**Records for the task:**
※

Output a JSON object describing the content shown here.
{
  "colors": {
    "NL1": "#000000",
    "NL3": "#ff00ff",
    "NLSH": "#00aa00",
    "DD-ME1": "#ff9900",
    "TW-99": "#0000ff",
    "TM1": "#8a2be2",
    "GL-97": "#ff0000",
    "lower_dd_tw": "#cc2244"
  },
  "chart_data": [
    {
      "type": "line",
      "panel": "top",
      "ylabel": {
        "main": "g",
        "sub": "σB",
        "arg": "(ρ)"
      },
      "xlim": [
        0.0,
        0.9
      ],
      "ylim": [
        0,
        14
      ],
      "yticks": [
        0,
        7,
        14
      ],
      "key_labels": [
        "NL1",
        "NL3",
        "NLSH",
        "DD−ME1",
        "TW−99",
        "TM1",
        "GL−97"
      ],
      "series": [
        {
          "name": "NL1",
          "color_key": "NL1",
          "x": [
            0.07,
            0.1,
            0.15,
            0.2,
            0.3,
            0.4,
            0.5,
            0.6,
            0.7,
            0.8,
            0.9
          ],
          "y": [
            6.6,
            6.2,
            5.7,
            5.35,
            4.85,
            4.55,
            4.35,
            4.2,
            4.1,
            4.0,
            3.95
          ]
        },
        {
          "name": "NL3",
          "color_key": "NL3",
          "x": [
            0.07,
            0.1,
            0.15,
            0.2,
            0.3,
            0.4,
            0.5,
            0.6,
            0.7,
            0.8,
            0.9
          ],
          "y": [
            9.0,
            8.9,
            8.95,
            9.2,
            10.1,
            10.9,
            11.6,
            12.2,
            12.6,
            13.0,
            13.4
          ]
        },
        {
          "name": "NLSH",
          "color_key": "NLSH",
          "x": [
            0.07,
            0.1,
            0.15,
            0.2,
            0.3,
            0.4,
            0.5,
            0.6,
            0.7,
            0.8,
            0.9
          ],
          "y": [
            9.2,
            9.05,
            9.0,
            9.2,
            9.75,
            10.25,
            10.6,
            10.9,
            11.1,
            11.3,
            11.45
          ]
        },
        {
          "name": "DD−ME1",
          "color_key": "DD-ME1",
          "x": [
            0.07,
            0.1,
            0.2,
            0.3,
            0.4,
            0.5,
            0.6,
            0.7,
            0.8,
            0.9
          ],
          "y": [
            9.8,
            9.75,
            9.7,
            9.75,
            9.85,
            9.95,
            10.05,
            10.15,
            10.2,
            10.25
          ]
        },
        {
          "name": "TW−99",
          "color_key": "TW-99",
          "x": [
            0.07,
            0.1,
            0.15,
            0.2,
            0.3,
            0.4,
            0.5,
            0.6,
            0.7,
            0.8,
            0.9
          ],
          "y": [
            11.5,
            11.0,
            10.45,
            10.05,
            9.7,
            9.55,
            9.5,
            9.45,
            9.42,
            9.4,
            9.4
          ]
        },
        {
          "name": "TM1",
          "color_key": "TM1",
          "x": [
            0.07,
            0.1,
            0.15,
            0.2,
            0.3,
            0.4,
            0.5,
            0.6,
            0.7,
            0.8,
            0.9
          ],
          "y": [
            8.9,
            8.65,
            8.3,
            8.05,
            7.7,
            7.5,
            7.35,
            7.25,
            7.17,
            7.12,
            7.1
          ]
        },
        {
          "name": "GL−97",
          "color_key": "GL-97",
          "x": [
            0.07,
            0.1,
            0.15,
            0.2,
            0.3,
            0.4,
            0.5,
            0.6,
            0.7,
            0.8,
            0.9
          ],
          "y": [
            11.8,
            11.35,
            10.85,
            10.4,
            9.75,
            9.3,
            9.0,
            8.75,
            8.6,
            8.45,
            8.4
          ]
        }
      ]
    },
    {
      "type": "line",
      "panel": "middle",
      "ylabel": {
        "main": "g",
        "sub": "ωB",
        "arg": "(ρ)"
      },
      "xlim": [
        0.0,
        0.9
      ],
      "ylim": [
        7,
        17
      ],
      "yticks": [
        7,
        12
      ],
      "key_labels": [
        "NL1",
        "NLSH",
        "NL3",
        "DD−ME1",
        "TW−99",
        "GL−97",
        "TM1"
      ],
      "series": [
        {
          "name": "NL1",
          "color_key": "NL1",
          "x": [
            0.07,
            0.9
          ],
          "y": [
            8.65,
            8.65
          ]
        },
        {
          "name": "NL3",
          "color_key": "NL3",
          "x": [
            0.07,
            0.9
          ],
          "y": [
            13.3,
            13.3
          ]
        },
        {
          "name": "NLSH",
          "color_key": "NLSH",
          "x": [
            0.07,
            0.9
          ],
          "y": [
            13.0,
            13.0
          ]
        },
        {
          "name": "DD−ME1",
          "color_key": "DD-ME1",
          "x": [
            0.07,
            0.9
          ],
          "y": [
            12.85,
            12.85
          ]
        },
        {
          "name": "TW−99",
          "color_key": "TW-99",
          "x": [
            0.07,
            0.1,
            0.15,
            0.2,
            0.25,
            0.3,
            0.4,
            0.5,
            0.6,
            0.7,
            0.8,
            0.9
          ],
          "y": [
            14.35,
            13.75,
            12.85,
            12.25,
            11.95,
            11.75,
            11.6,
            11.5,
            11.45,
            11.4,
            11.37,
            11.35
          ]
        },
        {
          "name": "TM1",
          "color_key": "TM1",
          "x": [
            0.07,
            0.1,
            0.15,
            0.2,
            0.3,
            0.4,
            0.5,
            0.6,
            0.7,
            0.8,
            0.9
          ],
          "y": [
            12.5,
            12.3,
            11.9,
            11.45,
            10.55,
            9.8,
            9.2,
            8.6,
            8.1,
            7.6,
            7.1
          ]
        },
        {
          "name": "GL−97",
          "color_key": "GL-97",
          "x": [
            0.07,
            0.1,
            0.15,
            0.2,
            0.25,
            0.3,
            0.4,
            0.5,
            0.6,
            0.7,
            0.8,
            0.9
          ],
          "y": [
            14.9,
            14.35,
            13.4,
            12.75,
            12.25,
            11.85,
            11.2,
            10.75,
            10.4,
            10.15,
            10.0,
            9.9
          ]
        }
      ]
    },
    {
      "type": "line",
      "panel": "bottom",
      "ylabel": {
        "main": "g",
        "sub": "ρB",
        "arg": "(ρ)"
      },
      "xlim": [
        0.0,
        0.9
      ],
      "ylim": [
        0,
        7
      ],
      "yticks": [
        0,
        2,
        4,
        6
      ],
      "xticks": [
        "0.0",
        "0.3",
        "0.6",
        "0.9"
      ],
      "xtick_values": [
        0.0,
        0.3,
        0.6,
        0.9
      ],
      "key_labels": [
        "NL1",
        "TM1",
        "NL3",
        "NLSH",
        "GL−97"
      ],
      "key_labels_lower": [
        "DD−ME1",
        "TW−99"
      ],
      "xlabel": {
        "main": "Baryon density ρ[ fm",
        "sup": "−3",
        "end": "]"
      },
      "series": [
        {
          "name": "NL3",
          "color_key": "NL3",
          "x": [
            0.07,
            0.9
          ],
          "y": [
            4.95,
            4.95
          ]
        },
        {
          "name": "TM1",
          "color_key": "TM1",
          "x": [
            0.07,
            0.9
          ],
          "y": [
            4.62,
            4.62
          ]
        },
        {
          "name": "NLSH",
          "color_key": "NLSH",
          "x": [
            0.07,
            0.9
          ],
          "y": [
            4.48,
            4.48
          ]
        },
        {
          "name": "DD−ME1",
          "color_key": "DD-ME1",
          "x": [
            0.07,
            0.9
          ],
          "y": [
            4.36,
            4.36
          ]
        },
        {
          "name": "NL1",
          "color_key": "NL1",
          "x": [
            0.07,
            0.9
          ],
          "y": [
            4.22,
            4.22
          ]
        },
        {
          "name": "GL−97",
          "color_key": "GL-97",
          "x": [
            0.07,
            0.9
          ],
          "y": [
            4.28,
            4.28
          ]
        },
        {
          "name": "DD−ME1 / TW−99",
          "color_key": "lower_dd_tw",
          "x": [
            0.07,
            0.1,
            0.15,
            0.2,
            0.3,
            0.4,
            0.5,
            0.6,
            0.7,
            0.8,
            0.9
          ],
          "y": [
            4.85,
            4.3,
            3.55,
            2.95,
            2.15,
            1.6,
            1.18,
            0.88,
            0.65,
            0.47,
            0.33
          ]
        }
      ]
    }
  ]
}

※

**The problem:**
Collect each line above holding the string "panel".

**Output of the task:**
      "panel": "top",
      "panel": "middle",
      "panel": "bottom",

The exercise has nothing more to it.